* **Page extract**
::::::
HTML Cleaner

  • Thread starter Thread starter No I'm Spartacus
  • Start date Start date
N

No I'm Spartacus

Hi everyone,

I'm not even sure there is such a utility, but I'm looking for a HTML
cleaner. What I want specifically, is sometimes when you save a
webpage off the Internet (just from File-Save As in your browser), you
will get a webpage that has things such as ad links in them. When you
disconnect from the 'net and try to view the saved page in your
browser, you will get a message saying '{insert name of ad server
here' cannot be reached' or similar. What I was looking for was a
utility to go in an remove such stuff (ads, iframe tags etc etc).
 
Spartacus, I've never heard of any tool that can do this, for free
anyway.
Is there a specific reason why you don't want the ads there. You can
still view the page can't you.

tf76
http://www.topfreeware.net
Member of the Freeware Revolution
 
What I want specifically, is sometimes when you save a
webpage off the Internet (just from File-Save As in your browser), you
will get a webpage that has things such as ad links in them. When you
disconnect from the 'net and try to view the saved page in your
browser, you will get a message saying '{insert name of ad server
here' cannot be reached' or similar. What I was looking for was a
utility to go in an remove such stuff (ads, iframe tags etc etc).
::::::
Image element box records

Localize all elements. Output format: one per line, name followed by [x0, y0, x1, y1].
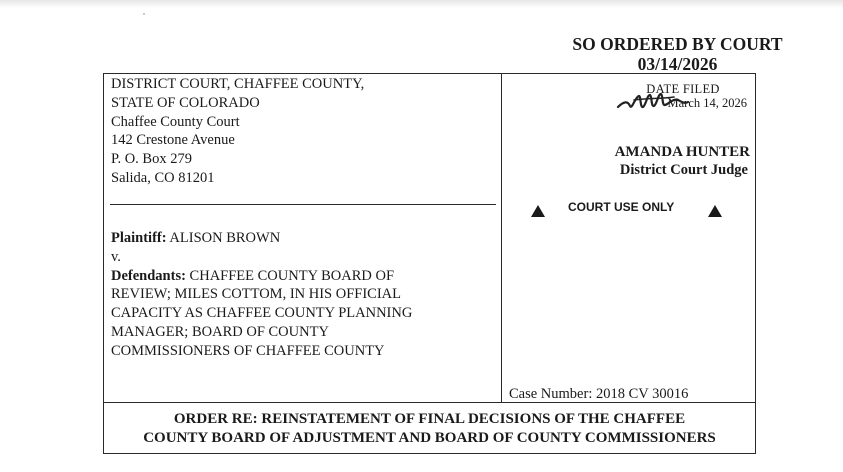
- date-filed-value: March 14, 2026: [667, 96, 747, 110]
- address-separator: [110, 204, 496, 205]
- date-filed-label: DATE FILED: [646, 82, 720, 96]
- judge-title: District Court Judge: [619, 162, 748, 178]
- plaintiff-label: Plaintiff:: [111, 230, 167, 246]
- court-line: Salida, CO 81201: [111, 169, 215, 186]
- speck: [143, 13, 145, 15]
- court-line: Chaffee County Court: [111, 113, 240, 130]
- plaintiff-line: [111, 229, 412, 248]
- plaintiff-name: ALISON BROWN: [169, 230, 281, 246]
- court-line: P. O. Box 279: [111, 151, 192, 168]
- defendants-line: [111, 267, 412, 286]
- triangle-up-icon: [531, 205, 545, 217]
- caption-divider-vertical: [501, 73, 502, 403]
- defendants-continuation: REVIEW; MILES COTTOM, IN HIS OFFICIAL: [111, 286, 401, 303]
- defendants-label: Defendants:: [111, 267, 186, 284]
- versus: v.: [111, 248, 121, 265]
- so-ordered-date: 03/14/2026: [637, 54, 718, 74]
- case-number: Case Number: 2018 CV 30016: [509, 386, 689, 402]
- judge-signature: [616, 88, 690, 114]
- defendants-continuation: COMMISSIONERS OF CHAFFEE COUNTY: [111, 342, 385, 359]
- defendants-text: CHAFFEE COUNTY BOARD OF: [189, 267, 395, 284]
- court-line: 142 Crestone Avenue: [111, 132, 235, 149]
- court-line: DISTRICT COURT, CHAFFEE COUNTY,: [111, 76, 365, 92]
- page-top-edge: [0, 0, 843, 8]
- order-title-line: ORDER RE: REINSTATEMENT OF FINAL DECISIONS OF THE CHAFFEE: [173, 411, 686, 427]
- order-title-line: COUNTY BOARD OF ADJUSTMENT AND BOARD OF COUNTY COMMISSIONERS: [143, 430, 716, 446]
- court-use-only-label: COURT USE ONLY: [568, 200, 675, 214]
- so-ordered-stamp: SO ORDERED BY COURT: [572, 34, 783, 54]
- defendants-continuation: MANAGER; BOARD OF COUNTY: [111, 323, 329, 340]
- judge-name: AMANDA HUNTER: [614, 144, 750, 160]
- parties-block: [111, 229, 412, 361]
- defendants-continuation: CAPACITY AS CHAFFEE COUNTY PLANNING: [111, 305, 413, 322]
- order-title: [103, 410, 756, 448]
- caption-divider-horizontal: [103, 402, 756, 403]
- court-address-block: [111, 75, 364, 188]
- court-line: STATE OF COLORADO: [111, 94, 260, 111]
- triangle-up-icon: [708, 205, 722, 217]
::::::
In the HTML cleaner thread, what browser command does the first poster use to save webpages?

File-Save As.